◆ **DOCUMENT SEGMENT**:
--- --- ---
Working with intensive customer focus begins with a daily meeting among our senior managers. We use a daily operations report to review our business yesterday, today, and tomorrow against a series of metrics that extend from the market through the various aspects of our fulfillment (plant, transportation, service, and marketing) and assign individual accountabilities. We use this to take immediate action where we have problems, and also to identify areas for longer-term program improvement.

To grow and keep our database fresh, FreshDirect surveys customers in great depth both weekly and monthly, using a research tool called Linescale. The weekly surveys focus on key metrics for success, broader aspects of loyalty, a few key product categories, and relevant “issues of the day,” such as the economy. The monthly survey concentrates on product and service components (30 or so, tracked monthly among both total and core customers), and also asks questions about some of our intended product improvements, as well as price and value selection. The responses are helpful in digging deeper into likes/dislikes on an individual basis.

PUTTING KNOWLEDGE INTO ACTION

With the information gathered and our internal analysis, FreshDirect has been able to develop initiatives that answer customers’ wants and needs. We also demonstrate that we listen to their concerns and are dedicated to making their experience with FreshDirect a happy one. As we put it, “Our food is fresh. Our customers are spoiled.”

For example, our data analysis process helped us realize that customers were concerned that they were unable to personally inspect produce and seafood products purchased on our site. To resolve this issue, FreshDirect repurposed our production process and hired produce and seafood experts to rate these products daily. More than 60 percent of our customers tell us they now use this rating system when they buy from us.

Additionally, we keep a detailed record of every customer’s historic relationship with us and are able to leverage that data in real time to enhance the customer experience. For example, FreshDirect reminds customers of their five most frequently purchased items so they can easily add these products to their cart. Using this same principle, FreshDirect has improved our cross-sell feature. When a customer orders a steak, for instance, our site has always recommended cross-sells. More recently, we added the ability to remind customers exactly what they ordered in the past when they ordered that steak (or what customers like them ordered). This feature immediately doubled usage of our cross-sell feature. These two items together have increased our revenue by 10 percent, because we’re using our superior data, in real time, to give our customers a better experience. As importantly, no one who walks into a store today can receive a similar experience.

These efforts and other programs designed to improve our loyal customers’ experience have improved the share of our business conducted by those customers from 25 percent to 60 percent in the past year. This loyal base has allowed us to continue to grow on a monthly basis as we have pushed through the recession, and to make money doing it.

THE BOTTOM LINE

Approaching your operations with an intense customer focus will not only help you keep existing customers coming back, but it will also turn new customers into loyal fans. Almost everyone today says they know they should be close to their customers, but few are using these new tools to manage the customers’ experience with day-by-day intensity.

With that in mind, rather than approach the economic recovery as simply a chance to get back to business as usual, look to accelerate. Find new and interesting ways to acquaint yourself with your customers, because the better you understand their needs, the more value you can provide. And, most important, pick up the pace of your marketing—no more leisurely annual marketing plans: Make a commitment to changing and improving every day, based on the more-demanding customers you have to serve. You will not only set yourself apart from the competition, but better position your business to withstand the next downturn.
--- --- ---
◆ **AVAILABLE DATA**:
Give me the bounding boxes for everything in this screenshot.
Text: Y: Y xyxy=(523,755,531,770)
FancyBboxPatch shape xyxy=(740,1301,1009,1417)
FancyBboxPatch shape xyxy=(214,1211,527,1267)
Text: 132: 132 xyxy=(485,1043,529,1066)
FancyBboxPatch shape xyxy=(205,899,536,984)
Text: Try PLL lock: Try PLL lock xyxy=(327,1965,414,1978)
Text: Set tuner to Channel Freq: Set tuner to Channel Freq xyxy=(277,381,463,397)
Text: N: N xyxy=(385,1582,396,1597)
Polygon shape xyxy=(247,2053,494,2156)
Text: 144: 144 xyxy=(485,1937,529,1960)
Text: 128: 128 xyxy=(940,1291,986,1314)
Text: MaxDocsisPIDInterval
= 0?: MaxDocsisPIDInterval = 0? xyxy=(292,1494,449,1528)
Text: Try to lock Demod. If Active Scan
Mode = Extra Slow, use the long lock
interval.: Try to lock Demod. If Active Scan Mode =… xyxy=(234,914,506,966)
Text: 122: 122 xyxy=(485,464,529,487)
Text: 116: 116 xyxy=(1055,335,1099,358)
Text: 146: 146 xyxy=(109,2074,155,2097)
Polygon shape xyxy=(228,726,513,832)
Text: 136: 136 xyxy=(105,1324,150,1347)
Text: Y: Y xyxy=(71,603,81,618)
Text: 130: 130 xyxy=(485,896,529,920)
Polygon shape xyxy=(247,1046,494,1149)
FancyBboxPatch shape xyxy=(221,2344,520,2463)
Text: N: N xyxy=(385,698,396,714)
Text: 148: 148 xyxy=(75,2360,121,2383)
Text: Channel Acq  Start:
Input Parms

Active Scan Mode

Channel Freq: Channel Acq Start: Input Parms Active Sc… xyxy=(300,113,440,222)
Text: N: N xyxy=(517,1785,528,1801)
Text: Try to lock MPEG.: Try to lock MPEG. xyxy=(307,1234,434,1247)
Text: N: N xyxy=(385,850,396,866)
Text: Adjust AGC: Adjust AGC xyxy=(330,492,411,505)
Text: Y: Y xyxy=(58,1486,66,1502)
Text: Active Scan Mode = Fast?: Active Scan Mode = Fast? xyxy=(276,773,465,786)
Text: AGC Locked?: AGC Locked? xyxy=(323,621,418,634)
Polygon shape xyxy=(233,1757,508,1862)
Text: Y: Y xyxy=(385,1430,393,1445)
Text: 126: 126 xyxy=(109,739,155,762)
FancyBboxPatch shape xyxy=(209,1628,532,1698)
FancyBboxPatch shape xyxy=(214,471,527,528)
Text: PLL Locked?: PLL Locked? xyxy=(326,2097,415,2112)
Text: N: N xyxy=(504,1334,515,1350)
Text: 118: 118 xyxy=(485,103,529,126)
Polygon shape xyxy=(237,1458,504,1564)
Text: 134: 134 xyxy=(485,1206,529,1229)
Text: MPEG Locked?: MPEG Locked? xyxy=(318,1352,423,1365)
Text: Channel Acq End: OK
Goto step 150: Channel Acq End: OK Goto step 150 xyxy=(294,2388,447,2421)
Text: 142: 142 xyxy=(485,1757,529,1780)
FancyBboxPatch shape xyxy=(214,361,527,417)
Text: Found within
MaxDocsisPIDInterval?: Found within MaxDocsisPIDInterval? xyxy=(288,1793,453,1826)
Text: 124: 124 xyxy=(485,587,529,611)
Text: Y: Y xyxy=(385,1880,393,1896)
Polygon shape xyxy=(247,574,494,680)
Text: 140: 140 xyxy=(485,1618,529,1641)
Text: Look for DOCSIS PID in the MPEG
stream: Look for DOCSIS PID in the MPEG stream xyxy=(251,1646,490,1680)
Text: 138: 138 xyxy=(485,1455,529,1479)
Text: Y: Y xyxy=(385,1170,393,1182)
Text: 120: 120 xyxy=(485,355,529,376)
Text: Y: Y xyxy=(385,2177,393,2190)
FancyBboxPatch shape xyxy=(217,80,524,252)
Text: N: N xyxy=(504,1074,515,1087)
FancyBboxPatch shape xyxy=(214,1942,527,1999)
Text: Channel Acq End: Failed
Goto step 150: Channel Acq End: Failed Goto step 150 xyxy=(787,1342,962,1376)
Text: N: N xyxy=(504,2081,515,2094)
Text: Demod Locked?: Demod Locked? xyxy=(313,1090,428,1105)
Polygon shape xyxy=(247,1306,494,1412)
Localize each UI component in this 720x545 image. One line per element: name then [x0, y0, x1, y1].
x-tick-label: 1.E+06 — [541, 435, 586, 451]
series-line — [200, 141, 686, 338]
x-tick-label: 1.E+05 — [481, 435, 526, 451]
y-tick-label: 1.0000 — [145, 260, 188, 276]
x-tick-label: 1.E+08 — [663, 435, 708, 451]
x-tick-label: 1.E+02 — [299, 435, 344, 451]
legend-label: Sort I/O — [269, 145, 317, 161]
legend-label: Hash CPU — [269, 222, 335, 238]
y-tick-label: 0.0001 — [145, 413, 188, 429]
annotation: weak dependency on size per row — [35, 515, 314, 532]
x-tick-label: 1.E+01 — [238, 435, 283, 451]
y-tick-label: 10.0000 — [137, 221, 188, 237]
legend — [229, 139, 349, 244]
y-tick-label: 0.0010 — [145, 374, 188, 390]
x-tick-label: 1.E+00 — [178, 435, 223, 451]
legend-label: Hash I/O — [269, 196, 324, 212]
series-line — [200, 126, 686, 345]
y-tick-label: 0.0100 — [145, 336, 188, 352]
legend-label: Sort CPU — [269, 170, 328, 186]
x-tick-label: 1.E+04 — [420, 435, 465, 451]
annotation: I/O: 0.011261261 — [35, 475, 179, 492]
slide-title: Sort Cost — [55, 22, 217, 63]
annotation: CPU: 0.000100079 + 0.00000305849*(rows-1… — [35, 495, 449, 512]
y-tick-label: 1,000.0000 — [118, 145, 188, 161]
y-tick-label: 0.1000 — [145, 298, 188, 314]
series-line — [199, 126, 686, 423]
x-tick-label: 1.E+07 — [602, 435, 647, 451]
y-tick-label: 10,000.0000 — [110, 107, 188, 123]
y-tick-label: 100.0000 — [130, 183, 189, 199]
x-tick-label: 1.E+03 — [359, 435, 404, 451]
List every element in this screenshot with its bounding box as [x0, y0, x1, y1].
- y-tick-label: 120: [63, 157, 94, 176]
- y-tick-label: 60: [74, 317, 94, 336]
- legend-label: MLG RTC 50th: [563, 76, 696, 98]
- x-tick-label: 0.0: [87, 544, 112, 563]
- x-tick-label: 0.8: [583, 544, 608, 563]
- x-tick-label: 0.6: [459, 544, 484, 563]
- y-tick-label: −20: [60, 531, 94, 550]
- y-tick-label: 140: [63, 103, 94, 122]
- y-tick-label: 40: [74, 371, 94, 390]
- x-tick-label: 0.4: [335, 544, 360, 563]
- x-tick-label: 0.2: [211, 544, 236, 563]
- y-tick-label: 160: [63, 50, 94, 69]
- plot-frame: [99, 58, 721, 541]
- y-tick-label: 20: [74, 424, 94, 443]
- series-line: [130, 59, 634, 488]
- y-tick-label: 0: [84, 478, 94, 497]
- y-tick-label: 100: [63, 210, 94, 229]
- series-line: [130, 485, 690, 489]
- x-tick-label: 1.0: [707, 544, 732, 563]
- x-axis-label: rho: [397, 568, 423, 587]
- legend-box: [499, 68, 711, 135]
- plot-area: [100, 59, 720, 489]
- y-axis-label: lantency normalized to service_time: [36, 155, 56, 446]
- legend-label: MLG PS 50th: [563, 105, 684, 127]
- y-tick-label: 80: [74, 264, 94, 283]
--- --- ---
◆ **WHAT TO WORK ON**:
1. According to the FreshDirect piece, what research tool does the company use for its weekly and monthly customer surveys?
2. Output the part of the FreshDirect piece starting at "With the information" and ending at "buy from us.".
3. Decide whether each statement agrees with the FreshDirect piece: (a) the monthly survey tracks roughly 30 product and service components; (b) the added reminder of past orders tripled usage of the cross-sell feature; (c) customers are reminded of their ten most frequently purchased items. Answer yes or no for each and quote the words from the piece that decide it.
The entries are separate material and unrelated to the FreshDirect piece.

◆ **ANSWERS TO THIS EXERCISE**:
1. Linescale.

2.
With the information gathered and our internal analysis, FreshDirect has been able to develop initiatives that answer customers’ wants and needs. We also demonstrate that we listen to their concerns and are dedicated to making their experience with FreshDirect a happy one. As we put it, “Our food is fresh. Our customers are spoiled.”

For example, our data analysis process helped us realize that customers were concerned that they were unable to personally inspect produce and seafood products purchased on our site. To resolve this issue, FreshDirect repurposed our production process and hired produce and seafood experts to rate these products daily. More than 60 percent of our customers tell us they now use this rating system when they buy from us.

3.
(a) Yes: "The monthly survey concentrates on product and service components (30 or so, tracked monthly among both total and core customers)"
(b) No: "This feature immediately doubled usage of our cross-sell feature."
(c) No: "FreshDirect reminds customers of their five most frequently purchased items"